* _THE REQUEST_
Return each line of the data below verbatim; pictures are to be left out.

[start]

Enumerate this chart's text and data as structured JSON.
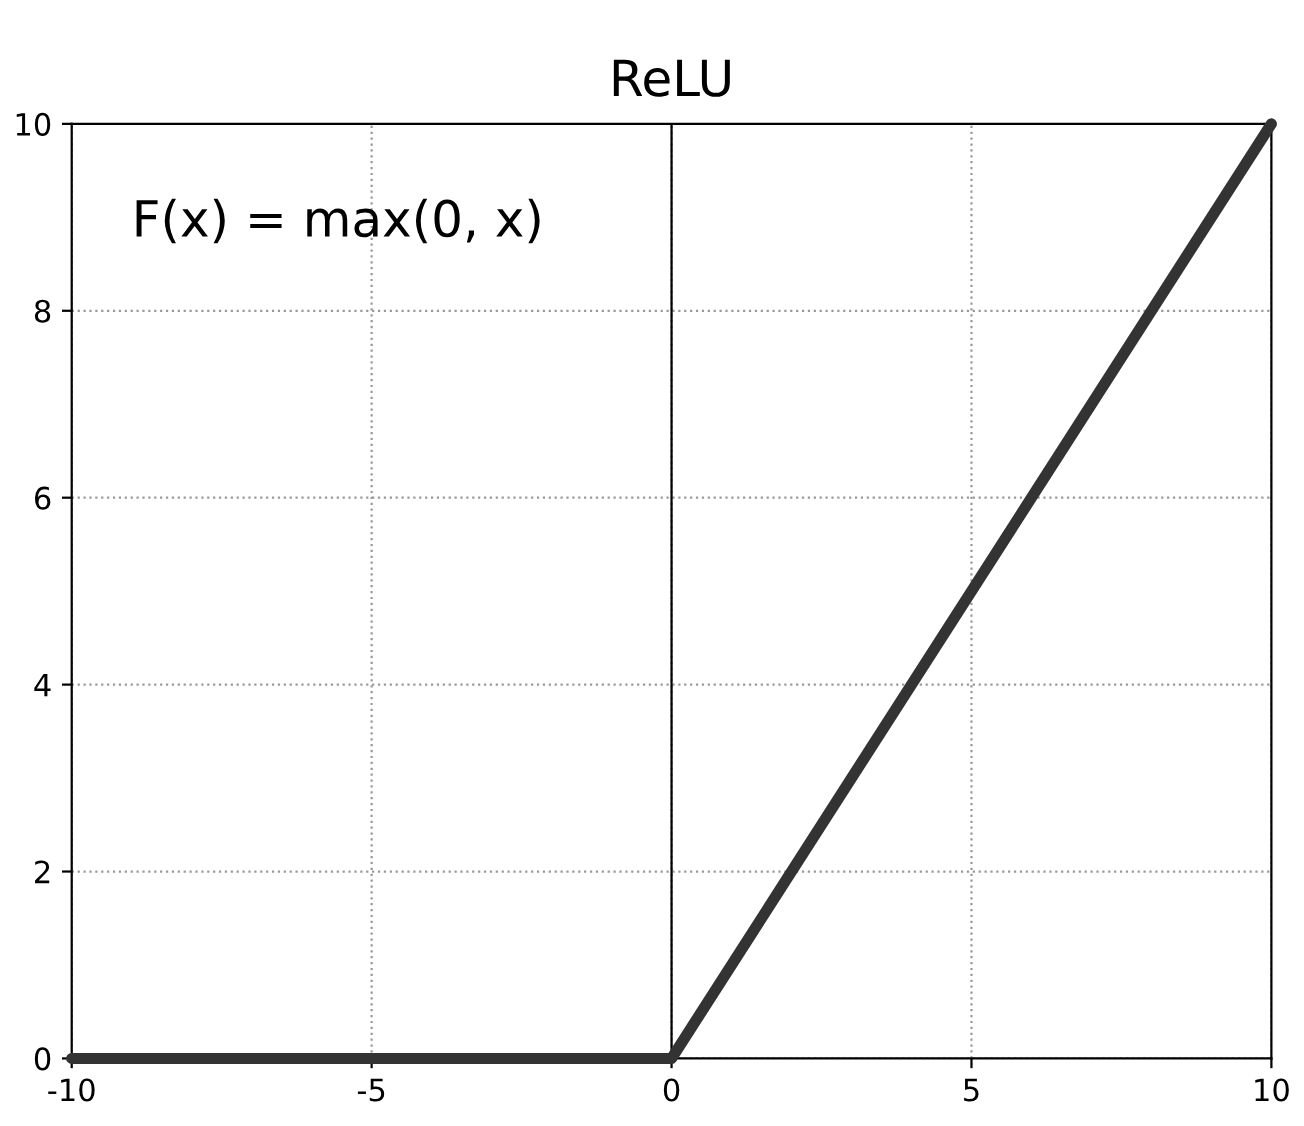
{
  "chart_data": {
    "type": "line",
    "title": "ReLU",
    "x": [
      -10,
      0,
      10
    ],
    "series": [
      {
        "color": "#333333",
        "values": [
          0,
          0,
          10
        ]
      }
    ],
    "xlim": [
      -10,
      10
    ],
    "xticks": [
      -10,
      -5,
      0,
      5,
      10
    ],
    "ylim": [
      0,
      10
    ],
    "yticks": [
      0,
      2,
      4,
      6,
      8,
      10
    ],
    "grid": true,
    "marker": "none",
    "line_style": "solid",
    "ref_lines": [
      {
        "axis": "x",
        "value": 0,
        "color": "#000000",
        "line_style": "solid"
      }
    ],
    "annotations": [
      "F(x) = max(0, x)"
    ]
  }
}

[end]

* _COMPLETED TASK_
Enumerate this chart's text and data as structured JSON.
{
  "chart_data": {
    "type": "line",
    "title": "ReLU",
    "x": [
      -10,
      0,
      10
    ],
    "series": [
      {
        "color": "#333333",
        "values": [
          0,
          0,
          10
        ]
      }
    ],
    "xlim": [
      -10,
      10
    ],
    "xticks": [
      -10,
      -5,
      0,
      5,
      10
    ],
    "ylim": [
      0,
      10
    ],
    "yticks": [
      0,
      2,
      4,
      6,
      8,
      10
    ],
    "grid": true,
    "marker": "none",
    "line_style": "solid",
    "ref_lines": [
      {
        "axis": "x",
        "value": 0,
        "color": "#000000",
        "line_style": "solid"
      }
    ],
    "annotations": [
      "F(x) = max(0, x)"
    ]
  }
}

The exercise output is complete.